What is being asked> All records must be quoted exactly. Omit the pictures.
:: Excerpted records ::
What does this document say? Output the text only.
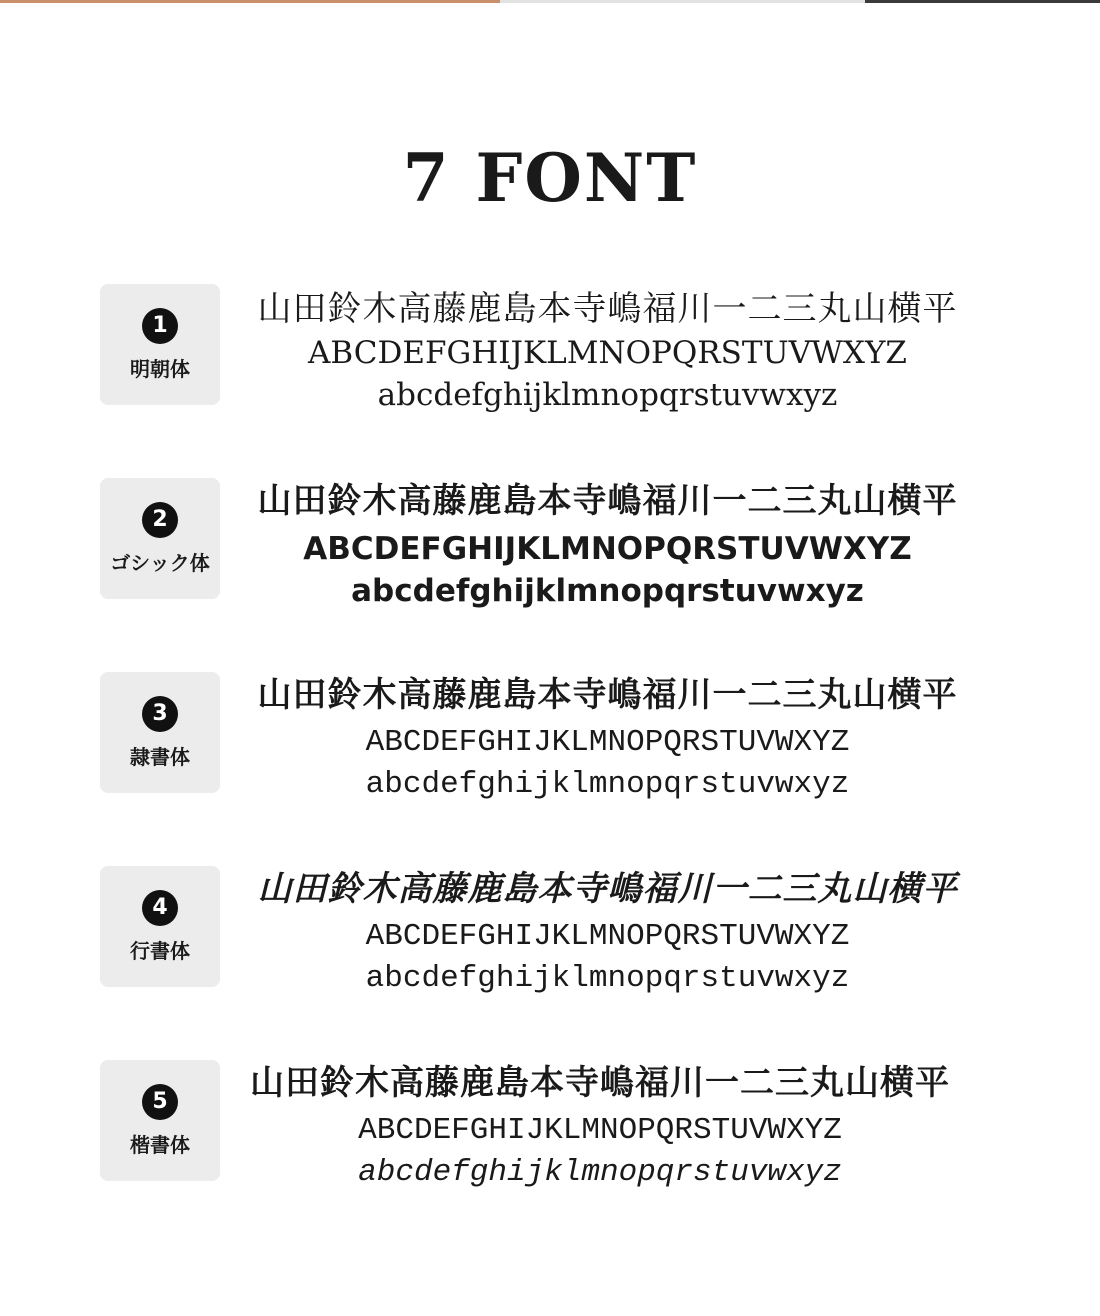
7 FONT
1
明朝体
山田鈴木高藤鹿島本寺嶋福川一二三丸山横平
ABCDEFGHIJKLMNOPQRSTUVWXYZ
abcdefghijklmnopqrstuvwxyz
2
ゴシック体
山田鈴木高藤鹿島本寺嶋福川一二三丸山横平
ABCDEFGHIJKLMNOPQRSTUVWXYZ
abcdefghijklmnopqrstuvwxyz
3
隷書体
山田鈴木高藤鹿島本寺嶋福川一二三丸山横平
ABCDEFGHIJKLMNOPQRSTUVWXYZ
abcdefghijklmnopqrstuvwxyz
4
行書体
山田鈴木高藤鹿島本寺嶋福川一二三丸山横平
ABCDEFGHIJKLMNOPQRSTUVWXYZ
abcdefghijklmnopqrstuvwxyz
5
楷書体
山田鈴木高藤鹿島本寺嶋福川一二三丸山横平
ABCDEFGHIJKLMNOPQRSTUVWXYZ
abcdefghijklmnopqrstuvwxyz
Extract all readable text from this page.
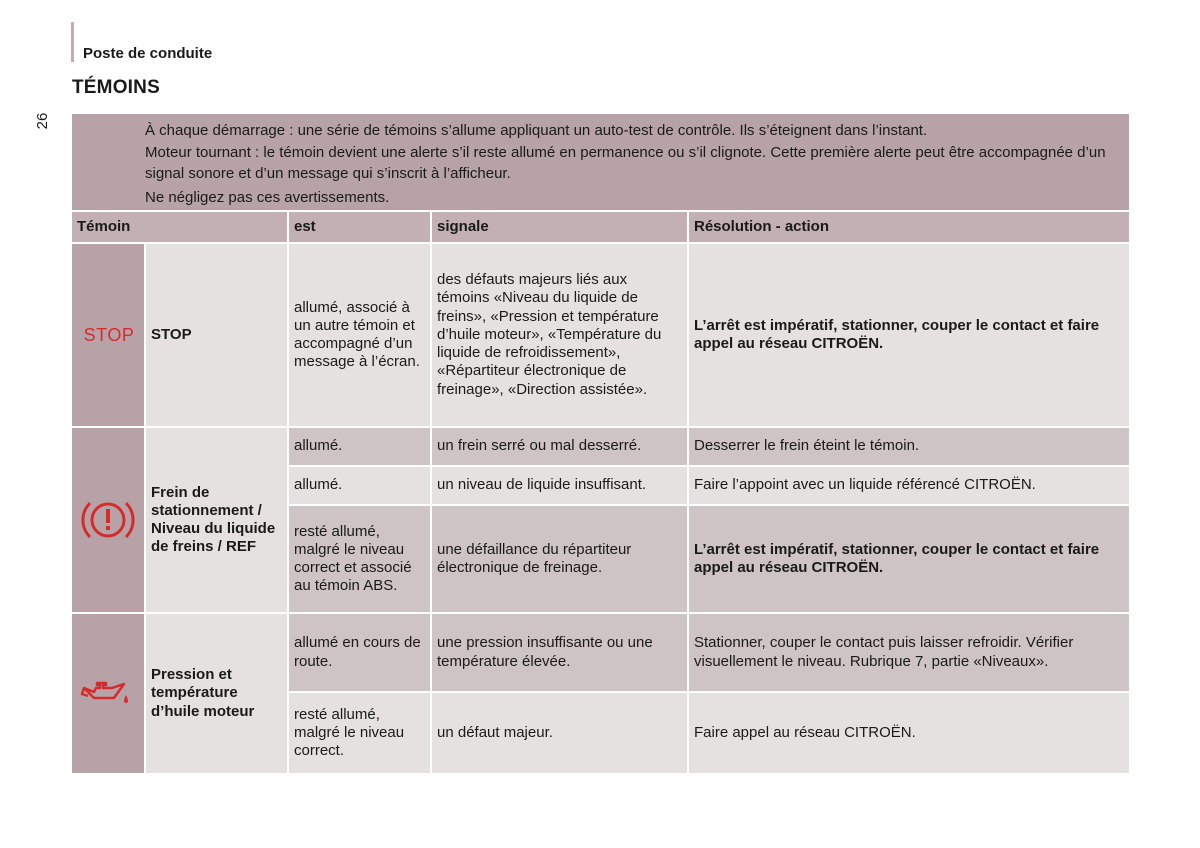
Poste de conduite
TÉMOINS
26

À chaque démarrage : une série de témoins s’allume appliquant un auto-test de contrôle. Ils s’éteignent dans l’instant.

Moteur tournant : le témoin devient une alerte s’il reste allumé en permanence ou s’il clignote. Cette première alerte peut être accompagnée d’un signal sonore et d’un message qui s’inscrit à l’afficheur.

Ne négligez pas ces avertissements.

Témoin		est	signale	Résolution - action

STOP	STOP	allumé, associé à un autre témoin et accompagné d’un message à l’écran.	des défauts majeurs liés aux témoins «Niveau du liquide de freins», «Pression et température d’huile moteur», «Température du liquide de refroidissement», «Répartiteur électronique de freinage», «Direction assistée».	L’arrêt est impératif, stationner, couper le contact et faire appel au réseau CITROËN.

	Frein de stationnement / Niveau du liquide de freins / REF	allumé.	un frein serré ou mal desserré.	Desserrer le frein éteint le témoin.
		allumé.	un niveau de liquide insuffisant.	Faire l’appoint avec un liquide référencé CITROËN.
		resté allumé, malgré le niveau correct et associé au témoin ABS.	une défaillance du répartiteur électronique de freinage.	L’arrêt est impératif, stationner, couper le contact et faire appel au réseau CITROËN.

	Pression et température d’huile moteur	allumé en cours de route.	une pression insuffisante ou une température élevée.	Stationner, couper le contact puis laisser refroidir. Vérifier visuellement le niveau. Rubrique 7, partie «Niveaux».
		resté allumé, malgré le niveau correct.	un défaut majeur.	Faire appel au réseau CITROËN.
:::
Solution to this exercise>
What does this document say? Output the text only.
7 FONT
1
明朝体
山田鈴木高藤鹿島本寺嶋福川一二三丸山横平
ABCDEFGHIJKLMNOPQRSTUVWXYZ
abcdefghijklmnopqrstuvwxyz
2
ゴシック体
山田鈴木高藤鹿島本寺嶋福川一二三丸山横平
ABCDEFGHIJKLMNOPQRSTUVWXYZ
abcdefghijklmnopqrstuvwxyz
3
隷書体
山田鈴木高藤鹿島本寺嶋福川一二三丸山横平
ABCDEFGHIJKLMNOPQRSTUVWXYZ
abcdefghijklmnopqrstuvwxyz
4
行書体
山田鈴木高藤鹿島本寺嶋福川一二三丸山横平
ABCDEFGHIJKLMNOPQRSTUVWXYZ
abcdefghijklmnopqrstuvwxyz
5
楷書体
山田鈴木高藤鹿島本寺嶋福川一二三丸山横平
ABCDEFGHIJKLMNOPQRSTUVWXYZ
abcdefghijklmnopqrstuvwxyz
Extract all readable text from this page.
Poste de conduite
TÉMOINS
26

À chaque démarrage : une série de témoins s’allume appliquant un auto-test de contrôle. Ils s’éteignent dans l’instant.

Moteur tournant : le témoin devient une alerte s’il reste allumé en permanence ou s’il clignote. Cette première alerte peut être accompagnée d’un signal sonore et d’un message qui s’inscrit à l’afficheur.

Ne négligez pas ces avertissements.

Témoin		est	signale	Résolution - action

STOP	STOP	allumé, associé à un autre témoin et accompagné d’un message à l’écran.	des défauts majeurs liés aux témoins «Niveau du liquide de freins», «Pression et température d’huile moteur», «Température du liquide de refroidissement», «Répartiteur électronique de freinage», «Direction assistée».	L’arrêt est impératif, stationner, couper le contact et faire appel au réseau CITROËN.

	Frein de stationnement / Niveau du liquide de freins / REF	allumé.	un frein serré ou mal desserré.	Desserrer le frein éteint le témoin.
		allumé.	un niveau de liquide insuffisant.	Faire l’appoint avec un liquide référencé CITROËN.
		resté allumé, malgré le niveau correct et associé au témoin ABS.	une défaillance du répartiteur électronique de freinage.	L’arrêt est impératif, stationner, couper le contact et faire appel au réseau CITROËN.

	Pression et température d’huile moteur	allumé en cours de route.	une pression insuffisante ou une température élevée.	Stationner, couper le contact puis laisser refroidir. Vérifier visuellement le niveau. Rubrique 7, partie «Niveaux».
		resté allumé, malgré le niveau correct.	un défaut majeur.	Faire appel au réseau CITROËN.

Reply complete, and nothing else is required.